* [PROBLEM STATEMENT] Give, as a bare number, the count of lines that contain the word "circle".

* [EXCERPTED DATA]
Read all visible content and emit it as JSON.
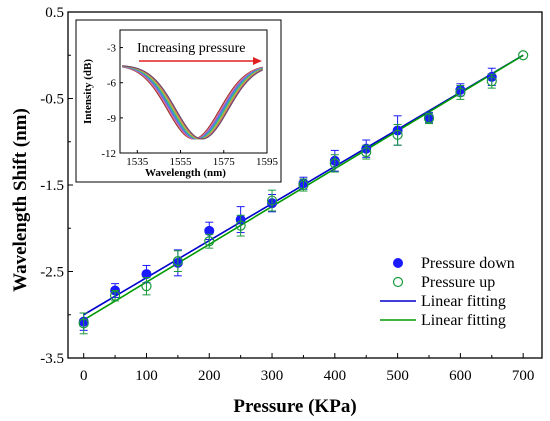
{
  "chart_data": [
    {
      "type": "scatter",
      "xlabel": "Pressure (KPa)",
      "ylabel": "Wavelength Shift (nm)",
      "xlim": [
        -25,
        730
      ],
      "ylim": [
        -3.5,
        0.5
      ],
      "x_ticks": [
        "0",
        "100",
        "200",
        "300",
        "400",
        "500",
        "600",
        "700"
      ],
      "y_ticks": [
        "0.5",
        "-0.5",
        "-1.5",
        "-2.5",
        "-3.5"
      ],
      "series": [
        {
          "name": "Pressure down",
          "marker": "filled-circle",
          "color": "#1a1aff",
          "x": [
            0,
            50,
            100,
            150,
            200,
            250,
            300,
            350,
            400,
            450,
            500,
            550,
            600,
            650
          ],
          "y": [
            -3.08,
            -2.72,
            -2.53,
            -2.4,
            -2.03,
            -1.9,
            -1.71,
            -1.48,
            -1.22,
            -1.08,
            -0.87,
            -0.72,
            -0.4,
            -0.25
          ],
          "err": [
            0.1,
            0.08,
            0.1,
            0.15,
            0.1,
            0.15,
            0.1,
            0.07,
            0.12,
            0.1,
            0.17,
            0.06,
            0.07,
            0.1
          ]
        },
        {
          "name": "Pressure up",
          "marker": "open-circle",
          "color": "#1a9a3a",
          "x": [
            0,
            50,
            100,
            150,
            200,
            250,
            300,
            350,
            400,
            450,
            500,
            550,
            600,
            650,
            700
          ],
          "y": [
            -3.1,
            -2.78,
            -2.67,
            -2.38,
            -2.15,
            -1.97,
            -1.68,
            -1.5,
            -1.25,
            -1.12,
            -0.92,
            -0.73,
            -0.43,
            -0.3,
            0.0
          ],
          "err": [
            0.12,
            0.06,
            0.1,
            0.12,
            0.08,
            0.12,
            0.12,
            0.07,
            0.1,
            0.08,
            0.12,
            0.06,
            0.08,
            0.08,
            0.0
          ]
        },
        {
          "name": "Linear fitting",
          "type": "line",
          "color": "#0000cc",
          "x": [
            0,
            700
          ],
          "y": [
            -3.0,
            0.0
          ]
        },
        {
          "name": "Linear fitting",
          "type": "line",
          "color": "#009a00",
          "x": [
            0,
            700
          ],
          "y": [
            -3.06,
            0.0
          ]
        }
      ],
      "legend_position": "lower-right"
    },
    {
      "type": "line",
      "xlabel": "Wavelength (nm)",
      "ylabel": "Intensity (dB)",
      "xlim": [
        1527,
        1595
      ],
      "ylim": [
        -12,
        -1.5
      ],
      "x_ticks": [
        "1535",
        "1555",
        "1575",
        "1595"
      ],
      "y_ticks": [
        "-3",
        "-6",
        "-9",
        "-12"
      ],
      "annotation": "Increasing pressure",
      "curves": {
        "count": 15,
        "min_wavelength_start": 1561,
        "min_wavelength_end": 1565,
        "min_intensity": -10.8,
        "edge_intensity": -4.5,
        "colors": [
          "#7a2a2a",
          "#c63c3c",
          "#e07070",
          "#c08ad0",
          "#9a5ad0",
          "#6a6ae0",
          "#4a8ae0",
          "#3aa0c0",
          "#2ab09a",
          "#5ac06a",
          "#8ac050",
          "#c0b040",
          "#e08a40",
          "#c05a8a",
          "#6a4a6a"
        ]
      }
    }
  ]
}
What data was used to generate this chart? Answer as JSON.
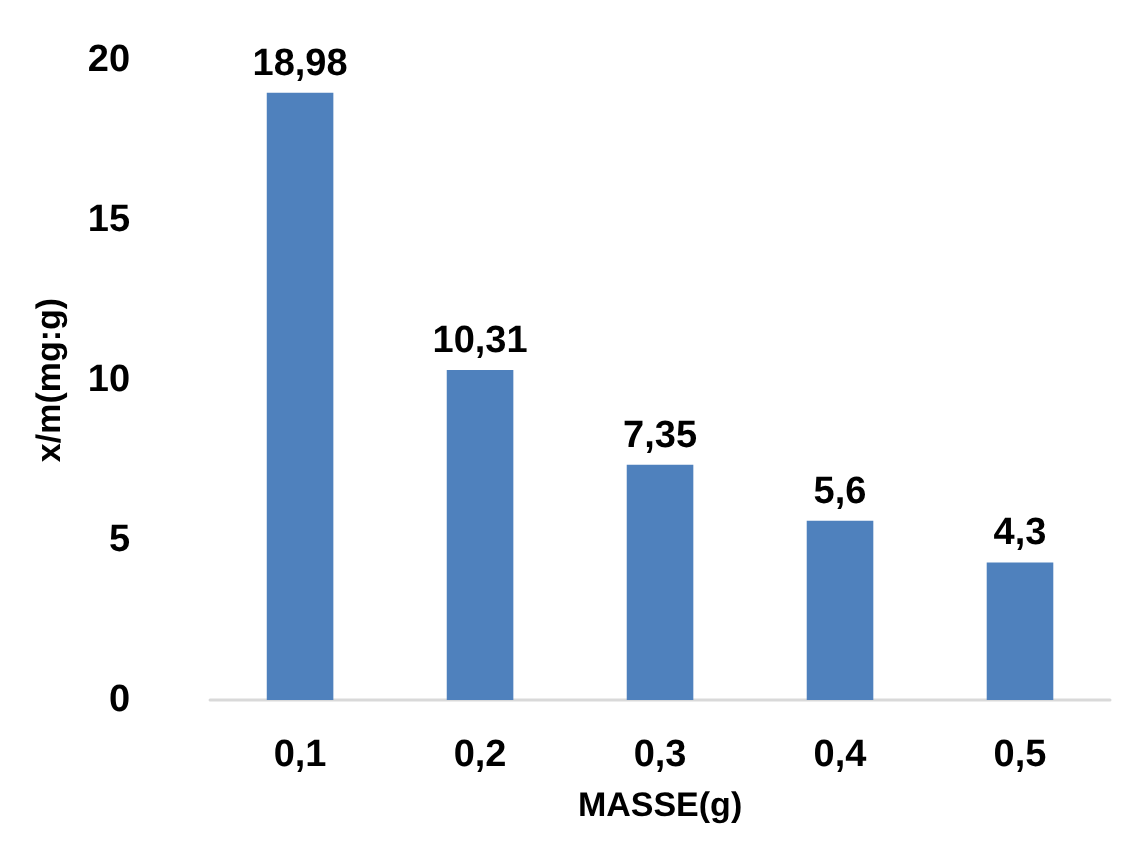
{
  "chart_data": {
    "type": "bar",
    "xlabel": "MASSE(g)",
    "ylabel": "x/m(mg:g)",
    "categories": [
      "0,1",
      "0,2",
      "0,3",
      "0,4",
      "0,5"
    ],
    "values": [
      18.98,
      10.31,
      7.35,
      5.6,
      4.3
    ],
    "value_labels": [
      "18,98",
      "10,31",
      "7,35",
      "5,6",
      "4,3"
    ],
    "color": "#4f81bd",
    "ylim": [
      0,
      20
    ],
    "yticks": [
      0,
      5,
      10,
      15,
      20
    ],
    "grid": false
  }
}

* [COMPLETED TASK] 2